The data must be returned in full and exactly as given.

● **DATA SHOWN**
## START

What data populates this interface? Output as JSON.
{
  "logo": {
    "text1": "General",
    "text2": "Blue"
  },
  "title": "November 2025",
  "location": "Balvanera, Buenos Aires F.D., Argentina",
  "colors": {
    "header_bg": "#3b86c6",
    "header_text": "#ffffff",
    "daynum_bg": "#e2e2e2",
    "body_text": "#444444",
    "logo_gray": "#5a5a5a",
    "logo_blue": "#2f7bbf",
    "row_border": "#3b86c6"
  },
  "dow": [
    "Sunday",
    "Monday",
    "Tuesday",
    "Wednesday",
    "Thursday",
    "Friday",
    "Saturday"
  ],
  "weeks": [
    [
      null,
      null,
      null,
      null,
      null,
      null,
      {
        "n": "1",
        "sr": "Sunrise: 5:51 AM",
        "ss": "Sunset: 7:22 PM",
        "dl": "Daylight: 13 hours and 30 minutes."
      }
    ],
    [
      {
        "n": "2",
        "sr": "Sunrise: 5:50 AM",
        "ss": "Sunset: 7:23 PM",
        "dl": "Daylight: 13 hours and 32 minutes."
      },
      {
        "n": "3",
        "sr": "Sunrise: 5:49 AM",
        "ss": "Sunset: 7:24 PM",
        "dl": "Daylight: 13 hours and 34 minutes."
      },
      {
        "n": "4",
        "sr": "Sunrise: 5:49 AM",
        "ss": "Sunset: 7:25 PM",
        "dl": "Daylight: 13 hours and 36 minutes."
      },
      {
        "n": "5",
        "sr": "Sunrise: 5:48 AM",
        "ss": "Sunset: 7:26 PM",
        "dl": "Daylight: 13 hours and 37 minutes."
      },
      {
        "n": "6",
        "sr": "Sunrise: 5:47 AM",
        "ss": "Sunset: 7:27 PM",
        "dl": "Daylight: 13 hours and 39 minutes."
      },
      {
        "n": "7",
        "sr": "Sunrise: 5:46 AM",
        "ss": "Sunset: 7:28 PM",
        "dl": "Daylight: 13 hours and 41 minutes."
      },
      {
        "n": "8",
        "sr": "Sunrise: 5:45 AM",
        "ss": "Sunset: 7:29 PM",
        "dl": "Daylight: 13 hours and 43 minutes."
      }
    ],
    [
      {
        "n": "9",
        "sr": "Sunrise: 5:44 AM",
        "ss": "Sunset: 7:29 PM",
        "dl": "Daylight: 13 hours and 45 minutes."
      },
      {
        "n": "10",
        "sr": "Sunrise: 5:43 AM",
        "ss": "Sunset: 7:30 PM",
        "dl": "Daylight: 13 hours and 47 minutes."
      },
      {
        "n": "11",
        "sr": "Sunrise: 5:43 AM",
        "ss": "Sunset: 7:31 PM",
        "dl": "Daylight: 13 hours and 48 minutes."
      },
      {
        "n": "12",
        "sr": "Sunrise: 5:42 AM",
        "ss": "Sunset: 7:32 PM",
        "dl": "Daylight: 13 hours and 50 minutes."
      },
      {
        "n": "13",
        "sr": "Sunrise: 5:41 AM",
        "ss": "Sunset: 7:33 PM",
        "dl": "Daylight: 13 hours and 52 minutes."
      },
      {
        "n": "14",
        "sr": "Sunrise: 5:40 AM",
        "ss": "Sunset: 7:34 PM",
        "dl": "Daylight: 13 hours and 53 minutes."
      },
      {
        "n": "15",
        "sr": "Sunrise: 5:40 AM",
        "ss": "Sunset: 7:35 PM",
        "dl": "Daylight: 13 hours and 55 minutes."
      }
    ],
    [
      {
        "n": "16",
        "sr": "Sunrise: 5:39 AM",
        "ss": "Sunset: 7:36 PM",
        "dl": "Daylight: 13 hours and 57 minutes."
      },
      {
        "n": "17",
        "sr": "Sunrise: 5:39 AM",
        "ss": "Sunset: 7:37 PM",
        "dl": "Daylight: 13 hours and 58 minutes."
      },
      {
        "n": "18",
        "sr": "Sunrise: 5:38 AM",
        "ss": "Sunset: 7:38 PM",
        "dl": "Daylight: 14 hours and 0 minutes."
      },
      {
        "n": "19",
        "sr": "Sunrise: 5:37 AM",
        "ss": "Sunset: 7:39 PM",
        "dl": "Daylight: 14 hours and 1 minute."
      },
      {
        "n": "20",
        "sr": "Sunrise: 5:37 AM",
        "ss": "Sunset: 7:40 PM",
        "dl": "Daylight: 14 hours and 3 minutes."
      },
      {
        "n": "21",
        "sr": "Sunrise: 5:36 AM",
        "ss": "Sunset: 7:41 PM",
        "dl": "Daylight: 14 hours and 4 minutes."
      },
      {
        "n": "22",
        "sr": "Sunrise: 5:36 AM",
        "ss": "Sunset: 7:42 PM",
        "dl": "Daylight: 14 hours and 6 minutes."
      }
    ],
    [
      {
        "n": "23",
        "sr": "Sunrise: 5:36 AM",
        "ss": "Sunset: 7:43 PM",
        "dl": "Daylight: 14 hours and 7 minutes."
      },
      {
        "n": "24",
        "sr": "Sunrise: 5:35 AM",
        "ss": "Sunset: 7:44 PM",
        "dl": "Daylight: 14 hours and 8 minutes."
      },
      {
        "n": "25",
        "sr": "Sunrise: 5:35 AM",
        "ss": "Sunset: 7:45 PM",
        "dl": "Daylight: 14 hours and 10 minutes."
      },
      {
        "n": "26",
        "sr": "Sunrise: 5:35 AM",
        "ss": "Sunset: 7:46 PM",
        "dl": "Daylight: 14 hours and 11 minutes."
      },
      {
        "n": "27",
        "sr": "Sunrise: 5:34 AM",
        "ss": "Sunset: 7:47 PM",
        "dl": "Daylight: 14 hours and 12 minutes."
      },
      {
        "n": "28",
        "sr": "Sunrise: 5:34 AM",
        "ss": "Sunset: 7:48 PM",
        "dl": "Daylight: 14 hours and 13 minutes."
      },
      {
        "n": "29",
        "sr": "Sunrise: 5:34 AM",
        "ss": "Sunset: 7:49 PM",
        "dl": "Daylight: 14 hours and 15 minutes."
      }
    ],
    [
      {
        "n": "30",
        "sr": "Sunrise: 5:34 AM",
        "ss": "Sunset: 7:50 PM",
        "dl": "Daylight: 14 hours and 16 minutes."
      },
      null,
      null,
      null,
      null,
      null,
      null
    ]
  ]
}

## END

● **FINISHED ANSWER**
What data populates this interface? Output as JSON.
{
  "logo": {
    "text1": "General",
    "text2": "Blue"
  },
  "title": "November 2025",
  "location": "Balvanera, Buenos Aires F.D., Argentina",
  "colors": {
    "header_bg": "#3b86c6",
    "header_text": "#ffffff",
    "daynum_bg": "#e2e2e2",
    "body_text": "#444444",
    "logo_gray": "#5a5a5a",
    "logo_blue": "#2f7bbf",
    "row_border": "#3b86c6"
  },
  "dow": [
    "Sunday",
    "Monday",
    "Tuesday",
    "Wednesday",
    "Thursday",
    "Friday",
    "Saturday"
  ],
  "weeks": [
    [
      null,
      null,
      null,
      null,
      null,
      null,
      {
        "n": "1",
        "sr": "Sunrise: 5:51 AM",
        "ss": "Sunset: 7:22 PM",
        "dl": "Daylight: 13 hours and 30 minutes."
      }
    ],
    [
      {
        "n": "2",
        "sr": "Sunrise: 5:50 AM",
        "ss": "Sunset: 7:23 PM",
        "dl": "Daylight: 13 hours and 32 minutes."
      },
      {
        "n": "3",
        "sr": "Sunrise: 5:49 AM",
        "ss": "Sunset: 7:24 PM",
        "dl": "Daylight: 13 hours and 34 minutes."
      },
      {
        "n": "4",
        "sr": "Sunrise: 5:49 AM",
        "ss": "Sunset: 7:25 PM",
        "dl": "Daylight: 13 hours and 36 minutes."
      },
      {
        "n": "5",
        "sr": "Sunrise: 5:48 AM",
        "ss": "Sunset: 7:26 PM",
        "dl": "Daylight: 13 hours and 37 minutes."
      },
      {
        "n": "6",
        "sr": "Sunrise: 5:47 AM",
        "ss": "Sunset: 7:27 PM",
        "dl": "Daylight: 13 hours and 39 minutes."
      },
      {
        "n": "7",
        "sr": "Sunrise: 5:46 AM",
        "ss": "Sunset: 7:28 PM",
        "dl": "Daylight: 13 hours and 41 minutes."
      },
      {
        "n": "8",
        "sr": "Sunrise: 5:45 AM",
        "ss": "Sunset: 7:29 PM",
        "dl": "Daylight: 13 hours and 43 minutes."
      }
    ],
    [
      {
        "n": "9",
        "sr": "Sunrise: 5:44 AM",
        "ss": "Sunset: 7:29 PM",
        "dl": "Daylight: 13 hours and 45 minutes."
      },
      {
        "n": "10",
        "sr": "Sunrise: 5:43 AM",
        "ss": "Sunset: 7:30 PM",
        "dl": "Daylight: 13 hours and 47 minutes."
      },
      {
        "n": "11",
        "sr": "Sunrise: 5:43 AM",
        "ss": "Sunset: 7:31 PM",
        "dl": "Daylight: 13 hours and 48 minutes."
      },
      {
        "n": "12",
        "sr": "Sunrise: 5:42 AM",
        "ss": "Sunset: 7:32 PM",
        "dl": "Daylight: 13 hours and 50 minutes."
      },
      {
        "n": "13",
        "sr": "Sunrise: 5:41 AM",
        "ss": "Sunset: 7:33 PM",
        "dl": "Daylight: 13 hours and 52 minutes."
      },
      {
        "n": "14",
        "sr": "Sunrise: 5:40 AM",
        "ss": "Sunset: 7:34 PM",
        "dl": "Daylight: 13 hours and 53 minutes."
      },
      {
        "n": "15",
        "sr": "Sunrise: 5:40 AM",
        "ss": "Sunset: 7:35 PM",
        "dl": "Daylight: 13 hours and 55 minutes."
      }
    ],
    [
      {
        "n": "16",
        "sr": "Sunrise: 5:39 AM",
        "ss": "Sunset: 7:36 PM",
        "dl": "Daylight: 13 hours and 57 minutes."
      },
      {
        "n": "17",
        "sr": "Sunrise: 5:39 AM",
        "ss": "Sunset: 7:37 PM",
        "dl": "Daylight: 13 hours and 58 minutes."
      },
      {
        "n": "18",
        "sr": "Sunrise: 5:38 AM",
        "ss": "Sunset: 7:38 PM",
        "dl": "Daylight: 14 hours and 0 minutes."
      },
      {
        "n": "19",
        "sr": "Sunrise: 5:37 AM",
        "ss": "Sunset: 7:39 PM",
        "dl": "Daylight: 14 hours and 1 minute."
      },
      {
        "n": "20",
        "sr": "Sunrise: 5:37 AM",
        "ss": "Sunset: 7:40 PM",
        "dl": "Daylight: 14 hours and 3 minutes."
      },
      {
        "n": "21",
        "sr": "Sunrise: 5:36 AM",
        "ss": "Sunset: 7:41 PM",
        "dl": "Daylight: 14 hours and 4 minutes."
      },
      {
        "n": "22",
        "sr": "Sunrise: 5:36 AM",
        "ss": "Sunset: 7:42 PM",
        "dl": "Daylight: 14 hours and 6 minutes."
      }
    ],
    [
      {
        "n": "23",
        "sr": "Sunrise: 5:36 AM",
        "ss": "Sunset: 7:43 PM",
        "dl": "Daylight: 14 hours and 7 minutes."
      },
      {
        "n": "24",
        "sr": "Sunrise: 5:35 AM",
        "ss": "Sunset: 7:44 PM",
        "dl": "Daylight: 14 hours and 8 minutes."
      },
      {
        "n": "25",
        "sr": "Sunrise: 5:35 AM",
        "ss": "Sunset: 7:45 PM",
        "dl": "Daylight: 14 hours and 10 minutes."
      },
      {
        "n": "26",
        "sr": "Sunrise: 5:35 AM",
        "ss": "Sunset: 7:46 PM",
        "dl": "Daylight: 14 hours and 11 minutes."
      },
      {
        "n": "27",
        "sr": "Sunrise: 5:34 AM",
        "ss": "Sunset: 7:47 PM",
        "dl": "Daylight: 14 hours and 12 minutes."
      },
      {
        "n": "28",
        "sr": "Sunrise: 5:34 AM",
        "ss": "Sunset: 7:48 PM",
        "dl": "Daylight: 14 hours and 13 minutes."
      },
      {
        "n": "29",
        "sr": "Sunrise: 5:34 AM",
        "ss": "Sunset: 7:49 PM",
        "dl": "Daylight: 14 hours and 15 minutes."
      }
    ],
    [
      {
        "n": "30",
        "sr": "Sunrise: 5:34 AM",
        "ss": "Sunset: 7:50 PM",
        "dl": "Daylight: 14 hours and 16 minutes."
      },
      null,
      null,
      null,
      null,
      null,
      null
    ]
  ]
}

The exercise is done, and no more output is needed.